• _Task to carry out_
Pictures in the data below are not part of the copy; transcribe everything else exactly.

***** Task data *****

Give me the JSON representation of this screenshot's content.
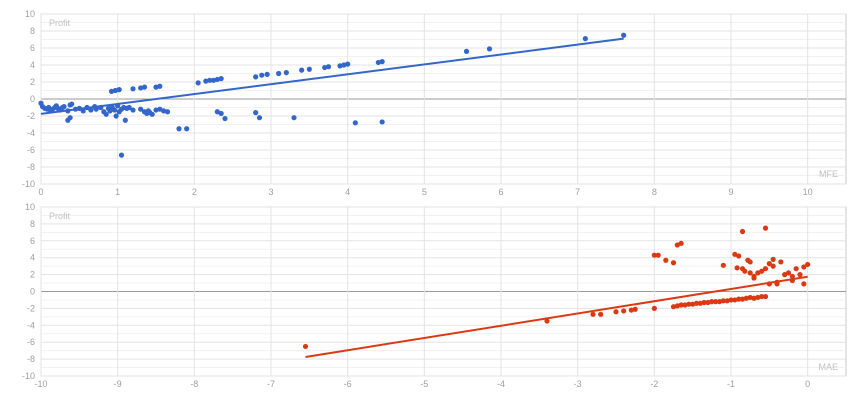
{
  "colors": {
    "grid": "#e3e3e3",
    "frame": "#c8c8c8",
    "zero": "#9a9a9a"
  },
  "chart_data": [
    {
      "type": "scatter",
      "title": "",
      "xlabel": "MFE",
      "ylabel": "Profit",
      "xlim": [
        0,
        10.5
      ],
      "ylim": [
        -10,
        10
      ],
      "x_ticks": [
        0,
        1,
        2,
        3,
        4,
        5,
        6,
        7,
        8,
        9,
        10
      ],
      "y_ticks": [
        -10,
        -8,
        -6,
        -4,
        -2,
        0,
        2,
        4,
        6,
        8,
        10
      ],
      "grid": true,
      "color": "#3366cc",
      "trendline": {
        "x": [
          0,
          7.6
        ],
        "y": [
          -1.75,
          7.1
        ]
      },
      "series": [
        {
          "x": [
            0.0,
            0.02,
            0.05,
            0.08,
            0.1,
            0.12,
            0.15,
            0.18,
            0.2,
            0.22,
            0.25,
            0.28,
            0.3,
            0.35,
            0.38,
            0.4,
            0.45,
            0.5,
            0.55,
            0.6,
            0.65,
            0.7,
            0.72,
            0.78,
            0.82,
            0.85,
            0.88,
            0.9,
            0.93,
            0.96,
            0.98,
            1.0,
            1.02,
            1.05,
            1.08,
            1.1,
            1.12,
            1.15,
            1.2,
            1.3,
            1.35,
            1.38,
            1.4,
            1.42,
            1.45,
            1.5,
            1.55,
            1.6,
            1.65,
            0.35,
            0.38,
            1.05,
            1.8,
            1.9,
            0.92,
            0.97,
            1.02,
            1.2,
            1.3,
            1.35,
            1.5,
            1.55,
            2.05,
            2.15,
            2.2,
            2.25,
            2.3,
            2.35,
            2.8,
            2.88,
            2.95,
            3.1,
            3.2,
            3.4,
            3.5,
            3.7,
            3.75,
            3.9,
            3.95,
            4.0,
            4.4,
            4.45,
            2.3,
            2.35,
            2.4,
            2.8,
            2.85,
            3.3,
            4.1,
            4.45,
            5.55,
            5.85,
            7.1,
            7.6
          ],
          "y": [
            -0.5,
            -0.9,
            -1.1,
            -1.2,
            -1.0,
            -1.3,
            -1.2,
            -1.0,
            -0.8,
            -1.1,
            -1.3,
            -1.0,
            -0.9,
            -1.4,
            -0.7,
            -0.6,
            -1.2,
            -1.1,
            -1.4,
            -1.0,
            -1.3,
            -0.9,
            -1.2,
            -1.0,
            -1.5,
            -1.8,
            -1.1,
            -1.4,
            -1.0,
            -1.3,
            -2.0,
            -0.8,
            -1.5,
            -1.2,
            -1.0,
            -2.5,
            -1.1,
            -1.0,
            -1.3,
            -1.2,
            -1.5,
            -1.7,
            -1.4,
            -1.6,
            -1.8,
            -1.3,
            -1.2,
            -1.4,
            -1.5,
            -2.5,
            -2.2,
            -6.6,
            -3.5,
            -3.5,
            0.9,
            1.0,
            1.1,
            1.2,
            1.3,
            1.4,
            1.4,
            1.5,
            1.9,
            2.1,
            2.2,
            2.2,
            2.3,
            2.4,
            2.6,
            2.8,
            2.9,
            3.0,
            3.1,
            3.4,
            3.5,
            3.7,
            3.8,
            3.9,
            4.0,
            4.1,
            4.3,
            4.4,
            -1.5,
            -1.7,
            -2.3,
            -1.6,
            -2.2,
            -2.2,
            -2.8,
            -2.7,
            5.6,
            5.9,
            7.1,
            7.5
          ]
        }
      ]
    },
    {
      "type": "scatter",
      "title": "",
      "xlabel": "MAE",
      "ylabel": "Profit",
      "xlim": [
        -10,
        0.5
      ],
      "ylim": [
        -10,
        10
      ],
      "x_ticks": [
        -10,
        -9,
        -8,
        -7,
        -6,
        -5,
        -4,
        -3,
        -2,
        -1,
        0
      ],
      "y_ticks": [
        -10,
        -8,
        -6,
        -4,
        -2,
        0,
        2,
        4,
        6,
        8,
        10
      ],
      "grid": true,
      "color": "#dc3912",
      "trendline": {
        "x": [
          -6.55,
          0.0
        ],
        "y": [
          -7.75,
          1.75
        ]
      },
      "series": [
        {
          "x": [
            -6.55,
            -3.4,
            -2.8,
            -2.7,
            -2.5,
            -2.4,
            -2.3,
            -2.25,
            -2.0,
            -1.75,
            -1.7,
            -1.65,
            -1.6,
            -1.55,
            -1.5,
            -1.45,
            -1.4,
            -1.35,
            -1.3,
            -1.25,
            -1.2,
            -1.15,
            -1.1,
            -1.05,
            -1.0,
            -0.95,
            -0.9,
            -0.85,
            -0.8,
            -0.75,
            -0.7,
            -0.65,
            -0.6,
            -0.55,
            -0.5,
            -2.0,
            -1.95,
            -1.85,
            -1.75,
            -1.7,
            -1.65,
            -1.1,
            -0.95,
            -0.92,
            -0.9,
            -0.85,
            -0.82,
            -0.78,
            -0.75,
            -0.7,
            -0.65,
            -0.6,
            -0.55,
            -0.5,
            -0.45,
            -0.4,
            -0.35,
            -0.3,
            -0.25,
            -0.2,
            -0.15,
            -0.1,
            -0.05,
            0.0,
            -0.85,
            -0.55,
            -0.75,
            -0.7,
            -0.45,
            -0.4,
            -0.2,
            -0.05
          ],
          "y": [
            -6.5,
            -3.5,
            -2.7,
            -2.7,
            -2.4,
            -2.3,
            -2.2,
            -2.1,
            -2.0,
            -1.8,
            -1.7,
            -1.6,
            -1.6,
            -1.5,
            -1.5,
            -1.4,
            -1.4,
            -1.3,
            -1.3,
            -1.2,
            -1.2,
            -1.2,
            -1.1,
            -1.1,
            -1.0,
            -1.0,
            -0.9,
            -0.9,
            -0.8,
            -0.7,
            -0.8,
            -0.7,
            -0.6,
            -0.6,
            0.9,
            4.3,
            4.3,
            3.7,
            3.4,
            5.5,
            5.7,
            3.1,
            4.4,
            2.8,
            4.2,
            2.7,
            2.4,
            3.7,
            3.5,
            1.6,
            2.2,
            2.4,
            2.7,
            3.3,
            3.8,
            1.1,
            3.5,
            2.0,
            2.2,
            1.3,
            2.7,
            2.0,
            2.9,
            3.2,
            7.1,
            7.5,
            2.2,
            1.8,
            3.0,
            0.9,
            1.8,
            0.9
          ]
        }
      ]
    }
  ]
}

*****

• _Answer_
Give me the JSON representation of this screenshot's content.
{
  "colors": {
    "grid": "#e3e3e3",
    "frame": "#c8c8c8",
    "zero": "#9a9a9a"
  },
  "chart_data": [
    {
      "type": "scatter",
      "title": "",
      "xlabel": "MFE",
      "ylabel": "Profit",
      "xlim": [
        0,
        10.5
      ],
      "ylim": [
        -10,
        10
      ],
      "x_ticks": [
        0,
        1,
        2,
        3,
        4,
        5,
        6,
        7,
        8,
        9,
        10
      ],
      "y_ticks": [
        -10,
        -8,
        -6,
        -4,
        -2,
        0,
        2,
        4,
        6,
        8,
        10
      ],
      "grid": true,
      "color": "#3366cc",
      "trendline": {
        "x": [
          0,
          7.6
        ],
        "y": [
          -1.75,
          7.1
        ]
      },
      "series": [
        {
          "x": [
            0.0,
            0.02,
            0.05,
            0.08,
            0.1,
            0.12,
            0.15,
            0.18,
            0.2,
            0.22,
            0.25,
            0.28,
            0.3,
            0.35,
            0.38,
            0.4,
            0.45,
            0.5,
            0.55,
            0.6,
            0.65,
            0.7,
            0.72,
            0.78,
            0.82,
            0.85,
            0.88,
            0.9,
            0.93,
            0.96,
            0.98,
            1.0,
            1.02,
            1.05,
            1.08,
            1.1,
            1.12,
            1.15,
            1.2,
            1.3,
            1.35,
            1.38,
            1.4,
            1.42,
            1.45,
            1.5,
            1.55,
            1.6,
            1.65,
            0.35,
            0.38,
            1.05,
            1.8,
            1.9,
            0.92,
            0.97,
            1.02,
            1.2,
            1.3,
            1.35,
            1.5,
            1.55,
            2.05,
            2.15,
            2.2,
            2.25,
            2.3,
            2.35,
            2.8,
            2.88,
            2.95,
            3.1,
            3.2,
            3.4,
            3.5,
            3.7,
            3.75,
            3.9,
            3.95,
            4.0,
            4.4,
            4.45,
            2.3,
            2.35,
            2.4,
            2.8,
            2.85,
            3.3,
            4.1,
            4.45,
            5.55,
            5.85,
            7.1,
            7.6
          ],
          "y": [
            -0.5,
            -0.9,
            -1.1,
            -1.2,
            -1.0,
            -1.3,
            -1.2,
            -1.0,
            -0.8,
            -1.1,
            -1.3,
            -1.0,
            -0.9,
            -1.4,
            -0.7,
            -0.6,
            -1.2,
            -1.1,
            -1.4,
            -1.0,
            -1.3,
            -0.9,
            -1.2,
            -1.0,
            -1.5,
            -1.8,
            -1.1,
            -1.4,
            -1.0,
            -1.3,
            -2.0,
            -0.8,
            -1.5,
            -1.2,
            -1.0,
            -2.5,
            -1.1,
            -1.0,
            -1.3,
            -1.2,
            -1.5,
            -1.7,
            -1.4,
            -1.6,
            -1.8,
            -1.3,
            -1.2,
            -1.4,
            -1.5,
            -2.5,
            -2.2,
            -6.6,
            -3.5,
            -3.5,
            0.9,
            1.0,
            1.1,
            1.2,
            1.3,
            1.4,
            1.4,
            1.5,
            1.9,
            2.1,
            2.2,
            2.2,
            2.3,
            2.4,
            2.6,
            2.8,
            2.9,
            3.0,
            3.1,
            3.4,
            3.5,
            3.7,
            3.8,
            3.9,
            4.0,
            4.1,
            4.3,
            4.4,
            -1.5,
            -1.7,
            -2.3,
            -1.6,
            -2.2,
            -2.2,
            -2.8,
            -2.7,
            5.6,
            5.9,
            7.1,
            7.5
          ]
        }
      ]
    },
    {
      "type": "scatter",
      "title": "",
      "xlabel": "MAE",
      "ylabel": "Profit",
      "xlim": [
        -10,
        0.5
      ],
      "ylim": [
        -10,
        10
      ],
      "x_ticks": [
        -10,
        -9,
        -8,
        -7,
        -6,
        -5,
        -4,
        -3,
        -2,
        -1,
        0
      ],
      "y_ticks": [
        -10,
        -8,
        -6,
        -4,
        -2,
        0,
        2,
        4,
        6,
        8,
        10
      ],
      "grid": true,
      "color": "#dc3912",
      "trendline": {
        "x": [
          -6.55,
          0.0
        ],
        "y": [
          -7.75,
          1.75
        ]
      },
      "series": [
        {
          "x": [
            -6.55,
            -3.4,
            -2.8,
            -2.7,
            -2.5,
            -2.4,
            -2.3,
            -2.25,
            -2.0,
            -1.75,
            -1.7,
            -1.65,
            -1.6,
            -1.55,
            -1.5,
            -1.45,
            -1.4,
            -1.35,
            -1.3,
            -1.25,
            -1.2,
            -1.15,
            -1.1,
            -1.05,
            -1.0,
            -0.95,
            -0.9,
            -0.85,
            -0.8,
            -0.75,
            -0.7,
            -0.65,
            -0.6,
            -0.55,
            -0.5,
            -2.0,
            -1.95,
            -1.85,
            -1.75,
            -1.7,
            -1.65,
            -1.1,
            -0.95,
            -0.92,
            -0.9,
            -0.85,
            -0.82,
            -0.78,
            -0.75,
            -0.7,
            -0.65,
            -0.6,
            -0.55,
            -0.5,
            -0.45,
            -0.4,
            -0.35,
            -0.3,
            -0.25,
            -0.2,
            -0.15,
            -0.1,
            -0.05,
            0.0,
            -0.85,
            -0.55,
            -0.75,
            -0.7,
            -0.45,
            -0.4,
            -0.2,
            -0.05
          ],
          "y": [
            -6.5,
            -3.5,
            -2.7,
            -2.7,
            -2.4,
            -2.3,
            -2.2,
            -2.1,
            -2.0,
            -1.8,
            -1.7,
            -1.6,
            -1.6,
            -1.5,
            -1.5,
            -1.4,
            -1.4,
            -1.3,
            -1.3,
            -1.2,
            -1.2,
            -1.2,
            -1.1,
            -1.1,
            -1.0,
            -1.0,
            -0.9,
            -0.9,
            -0.8,
            -0.7,
            -0.8,
            -0.7,
            -0.6,
            -0.6,
            0.9,
            4.3,
            4.3,
            3.7,
            3.4,
            5.5,
            5.7,
            3.1,
            4.4,
            2.8,
            4.2,
            2.7,
            2.4,
            3.7,
            3.5,
            1.6,
            2.2,
            2.4,
            2.7,
            3.3,
            3.8,
            1.1,
            3.5,
            2.0,
            2.2,
            1.3,
            2.7,
            2.0,
            2.9,
            3.2,
            7.1,
            7.5,
            2.2,
            1.8,
            3.0,
            0.9,
            1.8,
            0.9
          ]
        }
      ]
    }
  ]
}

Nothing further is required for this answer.